# DATA TO PROCESS start

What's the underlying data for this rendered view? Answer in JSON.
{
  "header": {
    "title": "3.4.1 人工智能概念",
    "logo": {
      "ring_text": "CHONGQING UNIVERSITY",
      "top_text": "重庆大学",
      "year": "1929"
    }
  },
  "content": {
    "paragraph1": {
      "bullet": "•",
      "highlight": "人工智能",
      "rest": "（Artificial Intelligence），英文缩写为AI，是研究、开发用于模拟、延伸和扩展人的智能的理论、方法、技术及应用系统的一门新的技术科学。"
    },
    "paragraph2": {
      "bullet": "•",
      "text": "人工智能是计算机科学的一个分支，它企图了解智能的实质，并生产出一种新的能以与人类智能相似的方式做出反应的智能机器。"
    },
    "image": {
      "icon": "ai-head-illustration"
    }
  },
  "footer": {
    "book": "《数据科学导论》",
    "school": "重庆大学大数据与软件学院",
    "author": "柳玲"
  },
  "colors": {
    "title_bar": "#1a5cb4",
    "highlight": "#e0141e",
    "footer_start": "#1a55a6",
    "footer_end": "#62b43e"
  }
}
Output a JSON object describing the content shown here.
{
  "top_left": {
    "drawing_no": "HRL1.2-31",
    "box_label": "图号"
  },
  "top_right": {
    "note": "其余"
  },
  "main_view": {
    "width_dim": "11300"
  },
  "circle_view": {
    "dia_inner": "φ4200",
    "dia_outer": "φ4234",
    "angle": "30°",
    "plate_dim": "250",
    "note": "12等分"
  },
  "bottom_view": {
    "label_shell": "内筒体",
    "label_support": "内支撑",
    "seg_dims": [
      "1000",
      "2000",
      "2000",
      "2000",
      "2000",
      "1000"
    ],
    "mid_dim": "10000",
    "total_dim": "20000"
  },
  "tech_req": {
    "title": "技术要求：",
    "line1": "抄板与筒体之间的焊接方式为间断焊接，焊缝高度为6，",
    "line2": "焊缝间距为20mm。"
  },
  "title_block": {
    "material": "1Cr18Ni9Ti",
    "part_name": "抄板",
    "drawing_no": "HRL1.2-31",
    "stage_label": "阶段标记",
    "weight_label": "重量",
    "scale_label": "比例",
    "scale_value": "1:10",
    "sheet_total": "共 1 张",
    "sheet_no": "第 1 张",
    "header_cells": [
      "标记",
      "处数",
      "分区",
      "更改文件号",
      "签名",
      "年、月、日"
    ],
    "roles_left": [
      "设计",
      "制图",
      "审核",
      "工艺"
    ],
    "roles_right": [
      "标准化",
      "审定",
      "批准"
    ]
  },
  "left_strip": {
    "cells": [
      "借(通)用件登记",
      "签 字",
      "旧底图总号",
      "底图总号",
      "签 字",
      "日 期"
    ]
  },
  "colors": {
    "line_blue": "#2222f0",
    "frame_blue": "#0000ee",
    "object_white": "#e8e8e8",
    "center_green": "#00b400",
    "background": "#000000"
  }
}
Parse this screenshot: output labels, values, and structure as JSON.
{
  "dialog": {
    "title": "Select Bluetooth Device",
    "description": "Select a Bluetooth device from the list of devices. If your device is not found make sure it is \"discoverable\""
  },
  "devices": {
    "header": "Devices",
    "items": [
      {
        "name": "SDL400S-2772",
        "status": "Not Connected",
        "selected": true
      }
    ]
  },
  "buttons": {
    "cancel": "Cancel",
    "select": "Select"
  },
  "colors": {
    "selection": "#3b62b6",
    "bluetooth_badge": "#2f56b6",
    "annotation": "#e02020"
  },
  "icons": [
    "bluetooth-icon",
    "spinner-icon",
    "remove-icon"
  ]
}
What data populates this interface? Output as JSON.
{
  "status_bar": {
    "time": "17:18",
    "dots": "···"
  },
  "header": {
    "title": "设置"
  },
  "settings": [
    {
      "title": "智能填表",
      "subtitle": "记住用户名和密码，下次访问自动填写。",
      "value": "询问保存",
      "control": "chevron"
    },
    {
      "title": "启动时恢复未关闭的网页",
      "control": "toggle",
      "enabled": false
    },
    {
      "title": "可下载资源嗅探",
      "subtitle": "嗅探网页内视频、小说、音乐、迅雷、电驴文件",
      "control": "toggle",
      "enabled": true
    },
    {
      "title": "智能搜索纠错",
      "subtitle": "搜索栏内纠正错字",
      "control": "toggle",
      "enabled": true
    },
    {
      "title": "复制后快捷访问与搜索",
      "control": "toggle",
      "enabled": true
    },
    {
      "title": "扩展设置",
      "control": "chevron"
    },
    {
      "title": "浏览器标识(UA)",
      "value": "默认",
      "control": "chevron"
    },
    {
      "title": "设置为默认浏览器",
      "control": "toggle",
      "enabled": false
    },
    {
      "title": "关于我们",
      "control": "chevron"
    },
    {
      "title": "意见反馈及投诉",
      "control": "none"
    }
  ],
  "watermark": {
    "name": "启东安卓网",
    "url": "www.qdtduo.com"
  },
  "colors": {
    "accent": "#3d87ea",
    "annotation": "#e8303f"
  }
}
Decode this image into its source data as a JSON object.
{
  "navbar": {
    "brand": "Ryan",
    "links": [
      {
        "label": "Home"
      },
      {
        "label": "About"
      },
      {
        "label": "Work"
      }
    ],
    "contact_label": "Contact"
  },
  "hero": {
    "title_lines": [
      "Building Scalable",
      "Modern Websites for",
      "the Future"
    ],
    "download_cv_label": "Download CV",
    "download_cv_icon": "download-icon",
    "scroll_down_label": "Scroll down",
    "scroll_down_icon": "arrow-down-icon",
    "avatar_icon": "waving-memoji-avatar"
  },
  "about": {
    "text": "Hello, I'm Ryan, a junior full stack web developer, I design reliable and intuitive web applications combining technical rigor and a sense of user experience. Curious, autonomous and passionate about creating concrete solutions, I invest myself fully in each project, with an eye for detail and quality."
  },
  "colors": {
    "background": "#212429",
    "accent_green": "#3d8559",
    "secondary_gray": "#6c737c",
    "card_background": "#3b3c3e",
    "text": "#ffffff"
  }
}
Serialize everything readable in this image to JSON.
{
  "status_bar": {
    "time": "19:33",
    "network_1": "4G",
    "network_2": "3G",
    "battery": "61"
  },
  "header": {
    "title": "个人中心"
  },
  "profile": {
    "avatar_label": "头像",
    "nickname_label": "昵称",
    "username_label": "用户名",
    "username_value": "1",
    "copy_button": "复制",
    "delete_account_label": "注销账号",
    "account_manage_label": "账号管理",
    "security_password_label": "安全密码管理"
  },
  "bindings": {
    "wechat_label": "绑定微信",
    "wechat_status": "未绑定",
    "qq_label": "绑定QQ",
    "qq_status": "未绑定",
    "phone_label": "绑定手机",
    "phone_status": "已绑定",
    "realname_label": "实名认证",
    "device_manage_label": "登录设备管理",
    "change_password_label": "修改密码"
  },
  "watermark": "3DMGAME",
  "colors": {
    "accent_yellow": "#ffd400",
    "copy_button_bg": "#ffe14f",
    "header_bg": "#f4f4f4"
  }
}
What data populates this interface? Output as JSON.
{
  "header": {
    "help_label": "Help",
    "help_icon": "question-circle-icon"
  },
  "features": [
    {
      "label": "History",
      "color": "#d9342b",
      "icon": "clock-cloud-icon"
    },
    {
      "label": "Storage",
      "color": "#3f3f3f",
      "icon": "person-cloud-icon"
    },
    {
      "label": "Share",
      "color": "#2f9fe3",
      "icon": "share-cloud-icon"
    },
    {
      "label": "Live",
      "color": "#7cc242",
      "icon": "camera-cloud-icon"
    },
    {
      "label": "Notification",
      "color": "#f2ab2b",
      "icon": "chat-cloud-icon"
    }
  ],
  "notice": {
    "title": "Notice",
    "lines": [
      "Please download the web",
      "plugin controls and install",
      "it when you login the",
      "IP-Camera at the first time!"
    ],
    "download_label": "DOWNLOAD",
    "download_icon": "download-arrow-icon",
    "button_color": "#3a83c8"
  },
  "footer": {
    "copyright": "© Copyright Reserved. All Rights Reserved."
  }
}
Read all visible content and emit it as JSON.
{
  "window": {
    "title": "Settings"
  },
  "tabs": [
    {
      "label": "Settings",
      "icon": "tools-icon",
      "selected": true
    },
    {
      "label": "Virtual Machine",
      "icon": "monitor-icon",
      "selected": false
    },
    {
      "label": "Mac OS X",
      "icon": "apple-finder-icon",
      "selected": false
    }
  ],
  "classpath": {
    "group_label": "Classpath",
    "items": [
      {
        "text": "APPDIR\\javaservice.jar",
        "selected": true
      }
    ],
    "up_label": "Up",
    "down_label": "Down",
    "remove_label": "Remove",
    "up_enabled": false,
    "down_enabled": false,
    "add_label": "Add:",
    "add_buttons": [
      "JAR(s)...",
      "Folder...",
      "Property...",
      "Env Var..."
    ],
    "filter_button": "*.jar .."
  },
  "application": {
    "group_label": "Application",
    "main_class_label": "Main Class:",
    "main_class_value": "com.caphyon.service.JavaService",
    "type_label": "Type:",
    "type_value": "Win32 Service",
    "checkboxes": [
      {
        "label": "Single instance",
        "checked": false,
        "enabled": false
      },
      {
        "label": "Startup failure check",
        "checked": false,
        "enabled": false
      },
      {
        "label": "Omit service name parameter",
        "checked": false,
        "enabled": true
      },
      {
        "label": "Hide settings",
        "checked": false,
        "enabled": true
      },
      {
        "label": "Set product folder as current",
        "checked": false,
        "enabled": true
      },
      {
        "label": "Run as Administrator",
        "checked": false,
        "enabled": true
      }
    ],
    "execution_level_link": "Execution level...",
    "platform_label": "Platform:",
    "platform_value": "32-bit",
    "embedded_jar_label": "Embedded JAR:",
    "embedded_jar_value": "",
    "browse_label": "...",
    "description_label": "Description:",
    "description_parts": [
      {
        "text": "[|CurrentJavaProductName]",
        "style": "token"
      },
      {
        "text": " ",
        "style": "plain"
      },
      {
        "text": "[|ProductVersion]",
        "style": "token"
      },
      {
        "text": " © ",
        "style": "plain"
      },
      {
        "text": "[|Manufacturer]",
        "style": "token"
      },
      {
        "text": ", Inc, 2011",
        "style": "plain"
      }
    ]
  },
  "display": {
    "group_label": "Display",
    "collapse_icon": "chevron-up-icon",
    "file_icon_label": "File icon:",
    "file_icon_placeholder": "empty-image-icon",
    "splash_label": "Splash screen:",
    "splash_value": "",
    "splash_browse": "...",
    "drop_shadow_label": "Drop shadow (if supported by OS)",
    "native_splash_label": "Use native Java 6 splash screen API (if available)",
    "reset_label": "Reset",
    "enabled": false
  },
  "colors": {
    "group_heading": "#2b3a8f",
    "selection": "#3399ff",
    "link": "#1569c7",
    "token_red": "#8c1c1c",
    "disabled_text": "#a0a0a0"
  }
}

# DATA TO PROCESS end

(THE EXERCISE) Find each line holding the word "arrow" and copy it.

(RESULT)
    "scroll_down_icon": "arrow-down-icon",
    "download_icon": "download-arrow-icon",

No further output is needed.